Starting at the line that contains "Convert this screenshot", transcribe every remaining line of the entries exactly, including the last one.

──────── RECORD EXTRACTS ────────

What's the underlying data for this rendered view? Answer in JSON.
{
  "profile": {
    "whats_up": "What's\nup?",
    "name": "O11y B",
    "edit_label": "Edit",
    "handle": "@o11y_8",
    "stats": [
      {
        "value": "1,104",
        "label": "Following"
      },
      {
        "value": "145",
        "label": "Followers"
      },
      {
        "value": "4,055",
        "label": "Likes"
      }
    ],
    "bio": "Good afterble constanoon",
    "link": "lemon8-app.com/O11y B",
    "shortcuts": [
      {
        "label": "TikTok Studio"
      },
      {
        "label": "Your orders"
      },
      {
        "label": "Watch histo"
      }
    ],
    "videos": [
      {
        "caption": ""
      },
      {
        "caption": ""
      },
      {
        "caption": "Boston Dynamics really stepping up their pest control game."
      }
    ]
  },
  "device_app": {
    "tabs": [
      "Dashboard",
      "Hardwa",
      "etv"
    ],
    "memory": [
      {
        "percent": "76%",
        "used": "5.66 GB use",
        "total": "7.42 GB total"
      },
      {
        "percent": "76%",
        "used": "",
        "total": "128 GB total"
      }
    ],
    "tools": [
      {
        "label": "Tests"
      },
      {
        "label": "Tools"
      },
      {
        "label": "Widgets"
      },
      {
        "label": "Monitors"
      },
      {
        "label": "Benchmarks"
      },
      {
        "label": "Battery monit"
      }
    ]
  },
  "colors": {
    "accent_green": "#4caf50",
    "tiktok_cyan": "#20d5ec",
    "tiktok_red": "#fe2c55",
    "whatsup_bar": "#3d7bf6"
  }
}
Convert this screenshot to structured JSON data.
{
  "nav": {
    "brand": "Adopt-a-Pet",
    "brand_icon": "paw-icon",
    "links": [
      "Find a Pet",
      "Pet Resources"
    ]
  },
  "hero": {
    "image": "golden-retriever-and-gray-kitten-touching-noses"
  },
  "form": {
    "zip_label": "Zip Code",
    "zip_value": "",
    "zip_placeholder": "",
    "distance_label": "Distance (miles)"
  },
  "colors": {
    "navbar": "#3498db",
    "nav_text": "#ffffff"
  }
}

────────

**SOLUTION BELOW:**
Convert this screenshot to structured JSON data.
{
  "nav": {
    "brand": "Adopt-a-Pet",
    "brand_icon": "paw-icon",
    "links": [
      "Find a Pet",
      "Pet Resources"
    ]
  },
  "hero": {
    "image": "golden-retriever-and-gray-kitten-touching-noses"
  },
  "form": {
    "zip_label": "Zip Code",
    "zip_value": "",
    "zip_placeholder": "",
    "distance_label": "Distance (miles)"
  },
  "colors": {
    "navbar": "#3498db",
    "nav_text": "#ffffff"
  }
}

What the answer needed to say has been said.